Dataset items
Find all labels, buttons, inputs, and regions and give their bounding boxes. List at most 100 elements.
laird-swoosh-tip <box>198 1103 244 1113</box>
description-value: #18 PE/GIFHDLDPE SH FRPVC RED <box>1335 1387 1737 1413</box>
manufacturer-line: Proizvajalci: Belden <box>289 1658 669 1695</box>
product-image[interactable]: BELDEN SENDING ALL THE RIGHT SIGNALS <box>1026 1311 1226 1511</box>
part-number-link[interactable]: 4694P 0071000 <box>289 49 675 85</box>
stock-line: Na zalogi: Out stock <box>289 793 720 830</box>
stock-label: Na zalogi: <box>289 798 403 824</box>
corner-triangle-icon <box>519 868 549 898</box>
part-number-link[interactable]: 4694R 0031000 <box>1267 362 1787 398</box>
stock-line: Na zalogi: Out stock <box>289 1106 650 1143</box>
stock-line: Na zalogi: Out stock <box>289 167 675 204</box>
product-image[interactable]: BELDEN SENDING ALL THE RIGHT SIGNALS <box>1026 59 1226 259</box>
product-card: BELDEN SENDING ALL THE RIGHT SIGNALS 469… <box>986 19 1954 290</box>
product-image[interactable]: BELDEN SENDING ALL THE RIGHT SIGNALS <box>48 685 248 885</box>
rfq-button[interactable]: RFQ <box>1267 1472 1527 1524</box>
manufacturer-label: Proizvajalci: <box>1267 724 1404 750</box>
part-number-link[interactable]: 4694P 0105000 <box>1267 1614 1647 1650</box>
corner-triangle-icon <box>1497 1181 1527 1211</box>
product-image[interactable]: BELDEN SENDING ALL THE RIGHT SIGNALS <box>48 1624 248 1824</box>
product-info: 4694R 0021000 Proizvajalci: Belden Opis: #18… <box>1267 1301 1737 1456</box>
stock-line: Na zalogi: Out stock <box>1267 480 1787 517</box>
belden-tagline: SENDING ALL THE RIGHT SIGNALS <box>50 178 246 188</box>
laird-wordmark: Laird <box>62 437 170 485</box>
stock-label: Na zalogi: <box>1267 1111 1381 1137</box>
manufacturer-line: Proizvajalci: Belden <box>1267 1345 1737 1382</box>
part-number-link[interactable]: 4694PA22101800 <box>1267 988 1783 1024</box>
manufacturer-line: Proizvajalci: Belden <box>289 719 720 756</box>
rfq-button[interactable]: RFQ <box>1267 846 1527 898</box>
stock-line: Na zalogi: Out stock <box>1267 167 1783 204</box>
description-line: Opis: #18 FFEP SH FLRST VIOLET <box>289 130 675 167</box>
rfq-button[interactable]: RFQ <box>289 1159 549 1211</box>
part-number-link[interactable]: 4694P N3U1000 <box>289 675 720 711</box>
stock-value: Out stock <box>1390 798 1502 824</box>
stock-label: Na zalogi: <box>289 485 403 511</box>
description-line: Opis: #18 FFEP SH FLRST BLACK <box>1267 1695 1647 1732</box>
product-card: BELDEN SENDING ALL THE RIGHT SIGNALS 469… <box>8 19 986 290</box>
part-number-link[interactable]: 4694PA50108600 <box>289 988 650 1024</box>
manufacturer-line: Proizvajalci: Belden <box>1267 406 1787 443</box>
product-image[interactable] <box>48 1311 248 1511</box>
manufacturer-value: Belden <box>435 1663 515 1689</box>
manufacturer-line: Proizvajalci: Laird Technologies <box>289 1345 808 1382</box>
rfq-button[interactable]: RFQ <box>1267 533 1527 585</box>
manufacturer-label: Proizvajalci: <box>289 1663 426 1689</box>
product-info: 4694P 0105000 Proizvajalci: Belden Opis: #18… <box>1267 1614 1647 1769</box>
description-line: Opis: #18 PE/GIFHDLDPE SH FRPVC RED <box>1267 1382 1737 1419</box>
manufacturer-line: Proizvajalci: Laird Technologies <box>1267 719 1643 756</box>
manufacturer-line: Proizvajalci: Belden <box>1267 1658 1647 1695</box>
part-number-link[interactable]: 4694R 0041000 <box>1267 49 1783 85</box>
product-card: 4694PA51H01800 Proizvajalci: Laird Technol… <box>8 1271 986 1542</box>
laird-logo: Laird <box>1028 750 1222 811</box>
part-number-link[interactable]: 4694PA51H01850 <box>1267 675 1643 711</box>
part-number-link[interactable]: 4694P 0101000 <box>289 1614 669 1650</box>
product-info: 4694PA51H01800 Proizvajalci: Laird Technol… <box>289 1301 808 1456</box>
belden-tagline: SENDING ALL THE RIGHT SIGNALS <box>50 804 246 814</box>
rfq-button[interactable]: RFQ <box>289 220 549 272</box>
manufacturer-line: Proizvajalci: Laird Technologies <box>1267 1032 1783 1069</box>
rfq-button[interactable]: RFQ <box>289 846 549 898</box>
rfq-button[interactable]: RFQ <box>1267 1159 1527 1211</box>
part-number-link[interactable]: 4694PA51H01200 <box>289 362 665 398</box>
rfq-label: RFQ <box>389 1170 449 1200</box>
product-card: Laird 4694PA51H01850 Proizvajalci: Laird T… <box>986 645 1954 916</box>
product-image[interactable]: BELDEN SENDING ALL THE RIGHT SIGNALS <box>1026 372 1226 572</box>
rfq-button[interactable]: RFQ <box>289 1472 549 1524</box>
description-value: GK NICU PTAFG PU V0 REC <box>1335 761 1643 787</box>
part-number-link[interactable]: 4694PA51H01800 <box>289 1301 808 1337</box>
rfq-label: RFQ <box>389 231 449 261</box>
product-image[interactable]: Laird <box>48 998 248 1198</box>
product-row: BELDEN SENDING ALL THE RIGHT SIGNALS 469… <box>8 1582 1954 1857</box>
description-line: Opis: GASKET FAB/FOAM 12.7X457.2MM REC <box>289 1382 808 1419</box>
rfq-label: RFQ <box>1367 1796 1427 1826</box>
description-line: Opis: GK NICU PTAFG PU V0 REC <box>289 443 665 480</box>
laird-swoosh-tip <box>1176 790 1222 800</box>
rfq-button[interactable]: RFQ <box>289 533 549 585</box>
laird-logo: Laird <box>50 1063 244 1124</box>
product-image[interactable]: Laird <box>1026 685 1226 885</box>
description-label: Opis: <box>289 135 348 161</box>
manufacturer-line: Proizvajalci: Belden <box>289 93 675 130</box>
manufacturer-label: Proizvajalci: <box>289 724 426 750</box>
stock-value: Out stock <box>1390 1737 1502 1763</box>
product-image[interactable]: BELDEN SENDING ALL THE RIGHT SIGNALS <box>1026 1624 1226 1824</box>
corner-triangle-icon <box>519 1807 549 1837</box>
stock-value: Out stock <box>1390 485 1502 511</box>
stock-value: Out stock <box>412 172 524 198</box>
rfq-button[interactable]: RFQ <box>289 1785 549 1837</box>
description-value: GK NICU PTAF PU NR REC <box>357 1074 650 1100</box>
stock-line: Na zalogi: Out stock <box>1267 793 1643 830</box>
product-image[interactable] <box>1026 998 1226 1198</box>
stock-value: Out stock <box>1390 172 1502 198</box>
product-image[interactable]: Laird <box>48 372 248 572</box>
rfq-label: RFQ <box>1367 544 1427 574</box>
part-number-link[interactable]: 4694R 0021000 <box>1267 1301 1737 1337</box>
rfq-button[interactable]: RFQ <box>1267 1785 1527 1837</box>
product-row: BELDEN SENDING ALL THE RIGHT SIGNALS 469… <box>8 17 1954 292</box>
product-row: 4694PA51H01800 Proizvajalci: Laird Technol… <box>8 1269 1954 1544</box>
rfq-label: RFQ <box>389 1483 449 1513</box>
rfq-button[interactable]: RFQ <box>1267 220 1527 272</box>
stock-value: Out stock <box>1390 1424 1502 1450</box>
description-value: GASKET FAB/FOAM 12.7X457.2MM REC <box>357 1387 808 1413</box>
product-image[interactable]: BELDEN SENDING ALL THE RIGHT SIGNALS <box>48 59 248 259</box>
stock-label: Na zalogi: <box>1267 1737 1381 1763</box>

## Exercise description:
Rewrite the items from the first line through the line containing "description-value: #18 PE/GIFHDLDPE", substituting "box coordinates" for "bounding boxes" and leaving everything else unchanged. Return only those lines.

## Correct answer:
Find all labels, buttons, inputs, and regions and give their box coordinates. List at most 100 elements.
laird-swoosh-tip <box>198 1103 244 1113</box>
description-value: #18 PE/GIFHDLDPE SH FRPVC RED <box>1335 1387 1737 1413</box>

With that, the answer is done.